** Start Supplied entries **
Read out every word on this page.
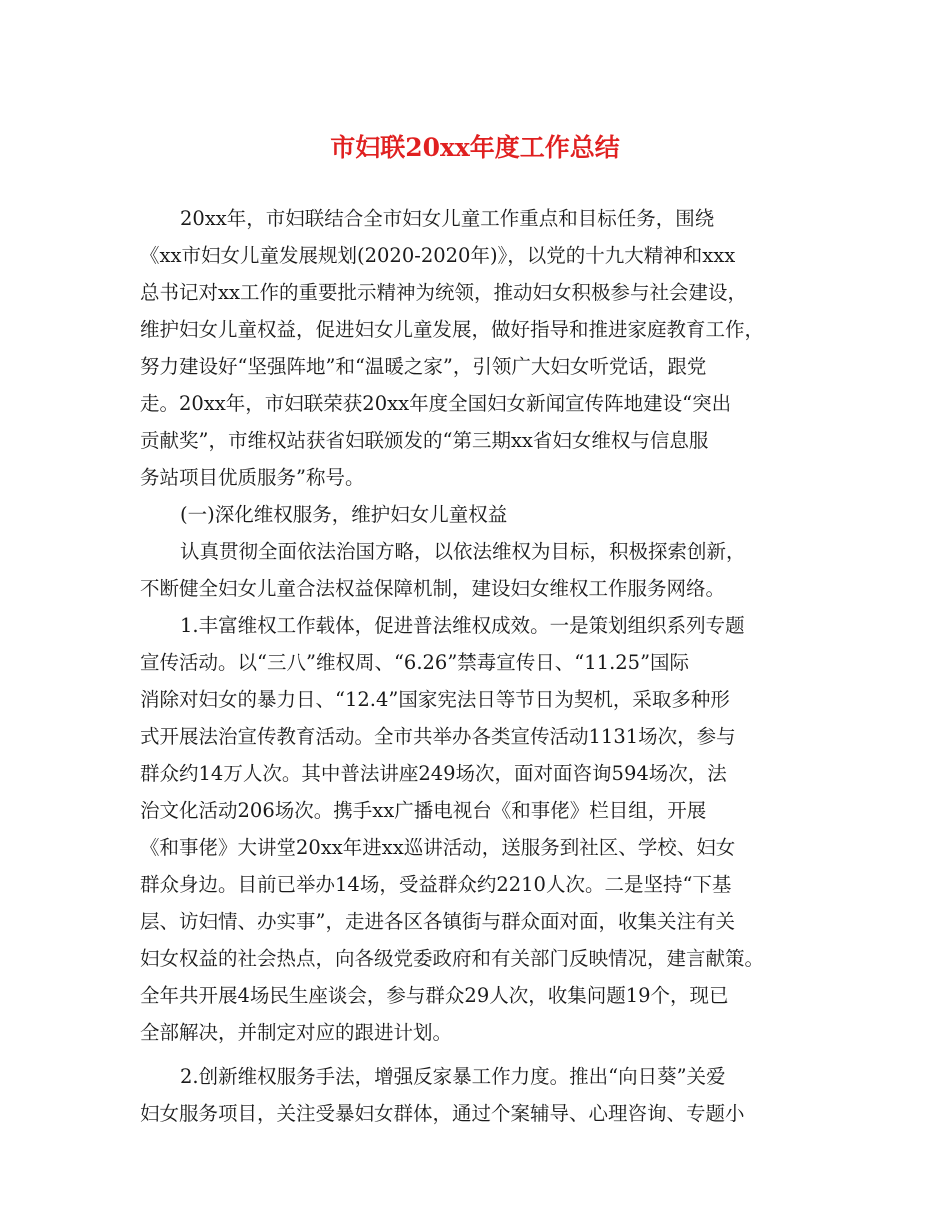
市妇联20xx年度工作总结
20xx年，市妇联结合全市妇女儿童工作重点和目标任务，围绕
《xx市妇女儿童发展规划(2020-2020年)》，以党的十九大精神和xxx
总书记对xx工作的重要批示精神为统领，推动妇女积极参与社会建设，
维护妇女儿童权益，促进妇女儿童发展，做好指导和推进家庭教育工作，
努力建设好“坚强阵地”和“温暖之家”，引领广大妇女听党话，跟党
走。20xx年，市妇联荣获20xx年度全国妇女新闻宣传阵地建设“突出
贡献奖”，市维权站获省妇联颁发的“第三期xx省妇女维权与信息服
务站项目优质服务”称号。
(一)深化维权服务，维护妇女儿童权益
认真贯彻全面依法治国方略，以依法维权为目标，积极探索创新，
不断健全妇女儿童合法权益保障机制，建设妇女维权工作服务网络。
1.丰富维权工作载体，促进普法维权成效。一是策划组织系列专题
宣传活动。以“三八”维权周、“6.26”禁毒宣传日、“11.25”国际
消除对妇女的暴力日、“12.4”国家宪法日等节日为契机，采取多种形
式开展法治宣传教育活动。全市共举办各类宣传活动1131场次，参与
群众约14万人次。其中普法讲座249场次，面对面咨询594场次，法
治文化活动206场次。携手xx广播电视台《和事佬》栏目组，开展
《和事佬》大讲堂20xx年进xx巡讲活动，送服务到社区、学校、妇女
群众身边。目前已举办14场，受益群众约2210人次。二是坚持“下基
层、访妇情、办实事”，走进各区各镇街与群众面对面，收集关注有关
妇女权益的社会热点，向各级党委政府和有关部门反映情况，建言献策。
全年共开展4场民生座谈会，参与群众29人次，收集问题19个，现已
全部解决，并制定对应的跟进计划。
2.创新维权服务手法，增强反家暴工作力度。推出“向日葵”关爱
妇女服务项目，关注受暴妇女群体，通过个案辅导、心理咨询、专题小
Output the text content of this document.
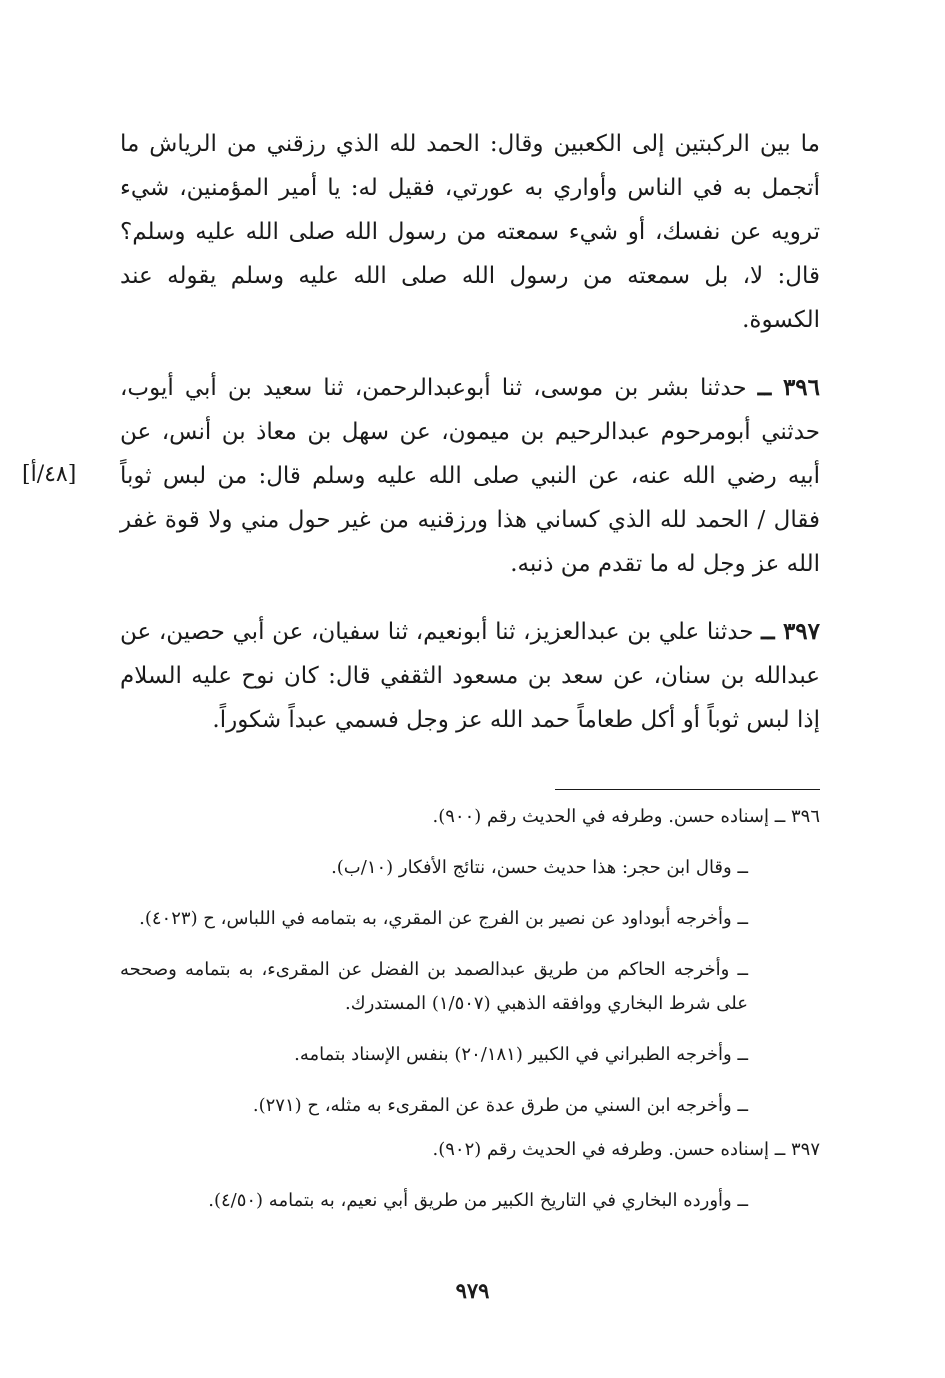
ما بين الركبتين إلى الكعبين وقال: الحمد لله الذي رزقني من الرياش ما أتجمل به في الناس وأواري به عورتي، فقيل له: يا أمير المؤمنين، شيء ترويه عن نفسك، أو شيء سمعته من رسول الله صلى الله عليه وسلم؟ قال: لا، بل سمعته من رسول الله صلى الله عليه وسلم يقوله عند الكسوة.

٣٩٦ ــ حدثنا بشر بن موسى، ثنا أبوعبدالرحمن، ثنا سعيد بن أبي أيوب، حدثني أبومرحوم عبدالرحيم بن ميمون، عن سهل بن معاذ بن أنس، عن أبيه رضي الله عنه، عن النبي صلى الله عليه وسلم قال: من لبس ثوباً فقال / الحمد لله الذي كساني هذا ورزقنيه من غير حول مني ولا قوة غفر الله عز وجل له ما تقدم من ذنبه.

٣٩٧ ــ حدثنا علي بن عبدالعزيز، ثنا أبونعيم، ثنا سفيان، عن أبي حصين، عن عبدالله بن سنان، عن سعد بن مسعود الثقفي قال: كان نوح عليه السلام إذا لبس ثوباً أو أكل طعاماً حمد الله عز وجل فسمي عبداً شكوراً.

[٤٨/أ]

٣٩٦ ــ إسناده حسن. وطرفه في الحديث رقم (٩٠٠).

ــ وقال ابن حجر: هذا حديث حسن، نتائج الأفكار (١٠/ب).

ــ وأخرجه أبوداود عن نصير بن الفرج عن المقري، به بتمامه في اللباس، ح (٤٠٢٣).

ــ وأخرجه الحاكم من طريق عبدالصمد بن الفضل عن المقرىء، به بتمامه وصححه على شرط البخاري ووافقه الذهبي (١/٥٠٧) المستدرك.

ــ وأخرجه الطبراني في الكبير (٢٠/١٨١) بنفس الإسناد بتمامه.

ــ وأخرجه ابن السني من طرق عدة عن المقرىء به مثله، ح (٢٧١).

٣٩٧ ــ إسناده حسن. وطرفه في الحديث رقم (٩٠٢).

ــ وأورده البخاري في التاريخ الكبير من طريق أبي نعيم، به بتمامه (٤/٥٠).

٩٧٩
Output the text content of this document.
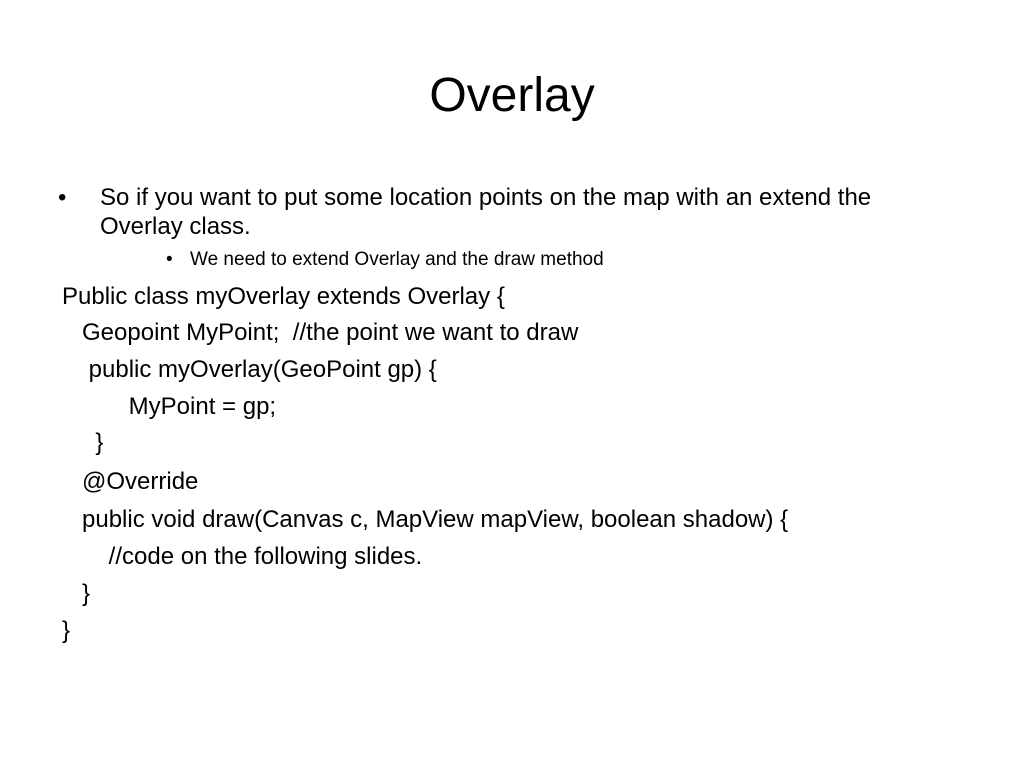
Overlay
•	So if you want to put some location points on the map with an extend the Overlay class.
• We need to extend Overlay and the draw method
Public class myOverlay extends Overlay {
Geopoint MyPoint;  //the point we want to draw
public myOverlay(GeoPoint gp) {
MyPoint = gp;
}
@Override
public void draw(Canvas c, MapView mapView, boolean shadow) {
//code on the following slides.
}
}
** End Supplied entries **
▶ [Challenge]
Return the records exactly. Don't carry the pictures over.

▶ [Solution]
Read out every word on this page.
市妇联20xx年度工作总结
20xx年，市妇联结合全市妇女儿童工作重点和目标任务，围绕
《xx市妇女儿童发展规划(2020-2020年)》，以党的十九大精神和xxx
总书记对xx工作的重要批示精神为统领，推动妇女积极参与社会建设，
维护妇女儿童权益，促进妇女儿童发展，做好指导和推进家庭教育工作，
努力建设好“坚强阵地”和“温暖之家”，引领广大妇女听党话，跟党
走。20xx年，市妇联荣获20xx年度全国妇女新闻宣传阵地建设“突出
贡献奖”，市维权站获省妇联颁发的“第三期xx省妇女维权与信息服
务站项目优质服务”称号。
(一)深化维权服务，维护妇女儿童权益
认真贯彻全面依法治国方略，以依法维权为目标，积极探索创新，
不断健全妇女儿童合法权益保障机制，建设妇女维权工作服务网络。
1.丰富维权工作载体，促进普法维权成效。一是策划组织系列专题
宣传活动。以“三八”维权周、“6.26”禁毒宣传日、“11.25”国际
消除对妇女的暴力日、“12.4”国家宪法日等节日为契机，采取多种形
式开展法治宣传教育活动。全市共举办各类宣传活动1131场次，参与
群众约14万人次。其中普法讲座249场次，面对面咨询594场次，法
治文化活动206场次。携手xx广播电视台《和事佬》栏目组，开展
《和事佬》大讲堂20xx年进xx巡讲活动，送服务到社区、学校、妇女
群众身边。目前已举办14场，受益群众约2210人次。二是坚持“下基
层、访妇情、办实事”，走进各区各镇街与群众面对面，收集关注有关
妇女权益的社会热点，向各级党委政府和有关部门反映情况，建言献策。
全年共开展4场民生座谈会，参与群众29人次，收集问题19个，现已
全部解决，并制定对应的跟进计划。
2.创新维权服务手法，增强反家暴工作力度。推出“向日葵”关爱
妇女服务项目，关注受暴妇女群体，通过个案辅导、心理咨询、专题小
Output the text content of this document.
ما بين الركبتين إلى الكعبين وقال: الحمد لله الذي رزقني من الرياش ما أتجمل به في الناس وأواري به عورتي، فقيل له: يا أمير المؤمنين، شيء ترويه عن نفسك، أو شيء سمعته من رسول الله صلى الله عليه وسلم؟ قال: لا، بل سمعته من رسول الله صلى الله عليه وسلم يقوله عند الكسوة.

٣٩٦ ــ حدثنا بشر بن موسى، ثنا أبوعبدالرحمن، ثنا سعيد بن أبي أيوب، حدثني أبومرحوم عبدالرحيم بن ميمون، عن سهل بن معاذ بن أنس، عن أبيه رضي الله عنه، عن النبي صلى الله عليه وسلم قال: من لبس ثوباً فقال / الحمد لله الذي كساني هذا ورزقنيه من غير حول مني ولا قوة غفر الله عز وجل له ما تقدم من ذنبه.

٣٩٧ ــ حدثنا علي بن عبدالعزيز، ثنا أبونعيم، ثنا سفيان، عن أبي حصين، عن عبدالله بن سنان، عن سعد بن مسعود الثقفي قال: كان نوح عليه السلام إذا لبس ثوباً أو أكل طعاماً حمد الله عز وجل فسمي عبداً شكوراً.

[٤٨/أ]

٣٩٦ ــ إسناده حسن. وطرفه في الحديث رقم (٩٠٠).

ــ وقال ابن حجر: هذا حديث حسن، نتائج الأفكار (١٠/ب).

ــ وأخرجه أبوداود عن نصير بن الفرج عن المقري، به بتمامه في اللباس، ح (٤٠٢٣).

ــ وأخرجه الحاكم من طريق عبدالصمد بن الفضل عن المقرىء، به بتمامه وصححه على شرط البخاري ووافقه الذهبي (١/٥٠٧) المستدرك.

ــ وأخرجه الطبراني في الكبير (٢٠/١٨١) بنفس الإسناد بتمامه.

ــ وأخرجه ابن السني من طرق عدة عن المقرىء به مثله، ح (٢٧١).

٣٩٧ ــ إسناده حسن. وطرفه في الحديث رقم (٩٠٢).

ــ وأورده البخاري في التاريخ الكبير من طريق أبي نعيم، به بتمامه (٤/٥٠).

٩٧٩
Output the text content of this document.
Overlay
•	So if you want to put some location points on the map with an extend the Overlay class.
• We need to extend Overlay and the draw method
Public class myOverlay extends Overlay {
Geopoint MyPoint;  //the point we want to draw
public myOverlay(GeoPoint gp) {
MyPoint = gp;
}
@Override
public void draw(Canvas c, MapView mapView, boolean shadow) {
//code on the following slides.
}
}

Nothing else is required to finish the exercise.